To do:
**a.** In the article on cuts to mental health services in Ithaca, by how much did Wedge say her organization's funding was cut this year?
**b.** Extend the article on cuts to mental health services in Ithaca, picking up right after its final sentence.

*** Opening Document excerpt ***

Cuts to mental health services have fatal results in Ithaca
In June 2008, the U.S. Government Accountability Office released a report that examined young adults between the ages of 18 and 26 with serious mental health illness. The report found that at least 2.4 million young adults had a serious mental illness in 2006, in addition to having lower levels of education than other young adults.-
Catherine Wedge is a community educator for the Tompkins County Mental Health Association, a non-profit organization with the goal of connecting people to mental health services. She said mental health agencies in Tompkins County and New York state have been experiencing drastic budget cuts in recent years.
“The last couple of years have been far worse, far bleaker,” Wedge said. “We got cut $12,000 this year and this coming year we anticipate another $12,000. Plus, there’s rumors there will be 8 percent cuts across the state.”
The GAO report also noted that young adults with mental health illness have trouble getting the services they need to transition into adulthood. Wedge said that partly has to do with stigma.
“People with mental health illness are best kept out of sight and out of mind,” Wedge said. “That has to do with stigma, which is one of the reasons individuals with mental illness are unable to get the services they need in order to recover.”
“The cops just shot Keith!”
On the night of Aug. 25, 20-year-old Keith Shumway attacked a uniformed officer who was filling out paperwork at a Citgo gas station at 435 W. State St. Keith reached through the car window and ripped the gun from the officer’s duty belt and fired a shot that grazed the officer’s leg. The injured officer called for backup.
Backup officer Brandon Goldsberry, whose name was kept confidential at the time, told Keith to drop the gun. Keith pointed the gun at Goldsberry. After repeated warnings to drop his weapon, Goldsberry shot Keith.
This was the account recorded by the Ithaca Police Department. The identity of the police officer that was reportedly shot in the leg has not been released.

*** Closing Document excerpt ***
*** Opening Dataset ***

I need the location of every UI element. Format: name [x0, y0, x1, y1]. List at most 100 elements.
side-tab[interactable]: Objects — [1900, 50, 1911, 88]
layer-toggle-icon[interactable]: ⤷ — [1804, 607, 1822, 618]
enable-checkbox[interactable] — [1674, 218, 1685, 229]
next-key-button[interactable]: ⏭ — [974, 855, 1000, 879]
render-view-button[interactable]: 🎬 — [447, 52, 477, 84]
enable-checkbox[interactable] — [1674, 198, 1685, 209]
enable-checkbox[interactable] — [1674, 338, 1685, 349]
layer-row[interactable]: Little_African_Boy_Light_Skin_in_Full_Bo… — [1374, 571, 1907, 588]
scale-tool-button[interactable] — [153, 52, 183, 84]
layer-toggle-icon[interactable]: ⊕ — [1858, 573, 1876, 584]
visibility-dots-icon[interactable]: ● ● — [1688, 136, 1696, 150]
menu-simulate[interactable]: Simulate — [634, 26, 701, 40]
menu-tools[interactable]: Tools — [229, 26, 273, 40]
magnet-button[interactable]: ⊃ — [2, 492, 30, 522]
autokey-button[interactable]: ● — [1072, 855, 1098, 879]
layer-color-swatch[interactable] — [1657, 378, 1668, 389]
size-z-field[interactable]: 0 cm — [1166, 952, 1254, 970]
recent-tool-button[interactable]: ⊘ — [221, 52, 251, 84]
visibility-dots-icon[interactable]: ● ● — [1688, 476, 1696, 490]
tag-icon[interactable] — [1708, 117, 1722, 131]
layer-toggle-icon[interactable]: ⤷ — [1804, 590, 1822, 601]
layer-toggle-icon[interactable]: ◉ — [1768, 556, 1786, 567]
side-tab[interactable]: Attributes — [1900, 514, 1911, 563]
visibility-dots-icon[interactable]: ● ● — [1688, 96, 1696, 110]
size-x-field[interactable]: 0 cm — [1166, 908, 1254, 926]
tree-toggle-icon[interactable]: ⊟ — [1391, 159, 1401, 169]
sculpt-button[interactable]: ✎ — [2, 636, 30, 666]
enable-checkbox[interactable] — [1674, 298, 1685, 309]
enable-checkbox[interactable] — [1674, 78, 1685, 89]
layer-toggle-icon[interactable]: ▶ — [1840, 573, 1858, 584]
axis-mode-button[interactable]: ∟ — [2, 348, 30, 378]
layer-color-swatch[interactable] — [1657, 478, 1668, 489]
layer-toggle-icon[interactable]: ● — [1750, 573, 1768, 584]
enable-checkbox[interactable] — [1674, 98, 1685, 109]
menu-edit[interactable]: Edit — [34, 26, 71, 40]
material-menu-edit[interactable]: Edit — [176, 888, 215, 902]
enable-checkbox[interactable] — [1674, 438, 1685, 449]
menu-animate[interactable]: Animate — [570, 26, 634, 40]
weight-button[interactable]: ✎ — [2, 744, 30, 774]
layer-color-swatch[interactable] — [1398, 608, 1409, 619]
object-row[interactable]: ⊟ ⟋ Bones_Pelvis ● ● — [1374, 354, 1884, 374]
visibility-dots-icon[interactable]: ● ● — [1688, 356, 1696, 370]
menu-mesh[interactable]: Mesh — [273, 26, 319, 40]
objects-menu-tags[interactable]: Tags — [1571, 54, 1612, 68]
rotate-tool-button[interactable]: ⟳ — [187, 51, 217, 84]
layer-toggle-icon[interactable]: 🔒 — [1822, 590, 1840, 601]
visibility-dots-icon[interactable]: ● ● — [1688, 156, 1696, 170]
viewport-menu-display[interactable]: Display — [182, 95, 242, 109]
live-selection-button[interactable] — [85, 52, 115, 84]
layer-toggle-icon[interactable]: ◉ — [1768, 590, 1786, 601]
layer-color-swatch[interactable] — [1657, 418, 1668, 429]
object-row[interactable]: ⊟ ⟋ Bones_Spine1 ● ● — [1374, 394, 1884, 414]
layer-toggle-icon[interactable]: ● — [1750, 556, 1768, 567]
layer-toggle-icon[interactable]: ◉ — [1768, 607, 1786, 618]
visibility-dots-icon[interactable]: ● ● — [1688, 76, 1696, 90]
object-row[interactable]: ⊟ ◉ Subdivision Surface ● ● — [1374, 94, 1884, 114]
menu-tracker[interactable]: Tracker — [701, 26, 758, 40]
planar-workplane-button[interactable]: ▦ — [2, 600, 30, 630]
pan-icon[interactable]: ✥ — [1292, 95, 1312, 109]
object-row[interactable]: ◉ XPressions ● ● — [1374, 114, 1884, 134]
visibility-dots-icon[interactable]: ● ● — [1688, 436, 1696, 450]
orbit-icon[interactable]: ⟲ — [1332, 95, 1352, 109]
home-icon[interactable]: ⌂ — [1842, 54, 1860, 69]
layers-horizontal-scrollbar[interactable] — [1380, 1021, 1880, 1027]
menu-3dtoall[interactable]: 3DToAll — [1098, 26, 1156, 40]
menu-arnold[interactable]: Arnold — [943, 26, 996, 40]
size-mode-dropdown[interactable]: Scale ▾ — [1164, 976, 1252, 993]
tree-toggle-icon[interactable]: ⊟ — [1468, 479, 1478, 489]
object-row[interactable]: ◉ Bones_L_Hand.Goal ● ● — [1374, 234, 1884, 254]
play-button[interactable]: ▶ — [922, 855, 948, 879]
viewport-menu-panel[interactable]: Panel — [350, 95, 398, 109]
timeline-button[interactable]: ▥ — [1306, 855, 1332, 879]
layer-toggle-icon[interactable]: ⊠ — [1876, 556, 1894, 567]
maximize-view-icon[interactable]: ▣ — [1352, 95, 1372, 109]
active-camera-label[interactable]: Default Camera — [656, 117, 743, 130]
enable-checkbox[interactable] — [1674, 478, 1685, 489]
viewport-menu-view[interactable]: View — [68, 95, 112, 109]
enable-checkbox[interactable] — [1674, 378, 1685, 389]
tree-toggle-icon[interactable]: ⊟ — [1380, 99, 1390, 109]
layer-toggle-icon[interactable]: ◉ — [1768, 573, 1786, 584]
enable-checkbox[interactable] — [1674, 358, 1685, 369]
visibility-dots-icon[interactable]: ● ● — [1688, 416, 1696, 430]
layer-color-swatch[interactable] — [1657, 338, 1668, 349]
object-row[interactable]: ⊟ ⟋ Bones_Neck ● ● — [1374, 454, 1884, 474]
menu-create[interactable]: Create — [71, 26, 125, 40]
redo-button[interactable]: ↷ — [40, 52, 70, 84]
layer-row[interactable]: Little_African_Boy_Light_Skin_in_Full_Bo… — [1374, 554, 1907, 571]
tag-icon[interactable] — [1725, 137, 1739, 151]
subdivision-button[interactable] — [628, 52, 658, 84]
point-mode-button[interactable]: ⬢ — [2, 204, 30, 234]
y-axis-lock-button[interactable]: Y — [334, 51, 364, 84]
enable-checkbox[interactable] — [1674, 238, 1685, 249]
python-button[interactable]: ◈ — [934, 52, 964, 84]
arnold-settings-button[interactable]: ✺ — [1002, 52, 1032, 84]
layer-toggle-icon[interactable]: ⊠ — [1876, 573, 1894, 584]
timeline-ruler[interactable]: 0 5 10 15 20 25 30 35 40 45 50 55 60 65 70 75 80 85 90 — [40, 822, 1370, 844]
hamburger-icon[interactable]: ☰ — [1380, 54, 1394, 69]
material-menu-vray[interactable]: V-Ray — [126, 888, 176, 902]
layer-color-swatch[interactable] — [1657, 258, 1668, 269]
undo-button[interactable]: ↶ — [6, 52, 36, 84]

*** Closing Dataset ***

Task results:
**a.** $12,000.

**b.**
Mary Ann Walters-Sokol was sleeping at her house on South Corn Street when a neighbor who heard the gunshots came over to wake her up. She walked down to the corner of State Street to see what had happened. Walters-Sokol was aware of Keith’s history with mental illness and feared how the police reacted.
“He was visibly more and more depressed every week,” she said.
After hearing the account of the incident from the Ithaca Police Department, Walters-Sokol said she was, and still is, skeptical of the report.
“How is it going to be that he can reach into the driver’s side, past the steering wheel, past the cop’s belly and get the gun from a holster?” Walters-Sokol said. “This is just a case of another kid being shot by the police, and they’re gonna get away with it because people don’t want to step forward. They’re afraid of the Ithaca Police Department.”
The case has been loosely compared to that of Shawn M. Greenwood, an Ithaca resident who was shot by an on-duty police officer in Feb. 2010. Various New York police departments had obtained a search warrant for Greenwood, who they believed was involved in drug trafficking.
On the night of Feb. 23, Greenwood was in the parking lot of Pete’s Wine & Liquor store on West Buffalo Street when two Ithaca cops approached him with the warrant. Panicking, Greenwood attempted to flee the scene, striking an unarmed Dryden police officer with his vehicle in the process.
Greenwood’s relatives, friends and the general community came out and harshly criticized the way the police handled the event, which has not been the case with Keith.
Walters-Sokol said she is frustrated that witnesses have not spoken out.
“What angers me is that people know the truth and they’re not letting it out,” Walters-Sokol said.
A Lost Soul
Keith Thomas Shumway was born July 7, 1991. His grandparents raised him in the small town of Harvey’s Lake, 15 miles northwest of Wilkes-Barre, Pa. As his grandparents approached old age, they decided their grandson could use a change. In Oct. 2009 Keith moved in with his aunt and cousin in Ithaca, N.Y.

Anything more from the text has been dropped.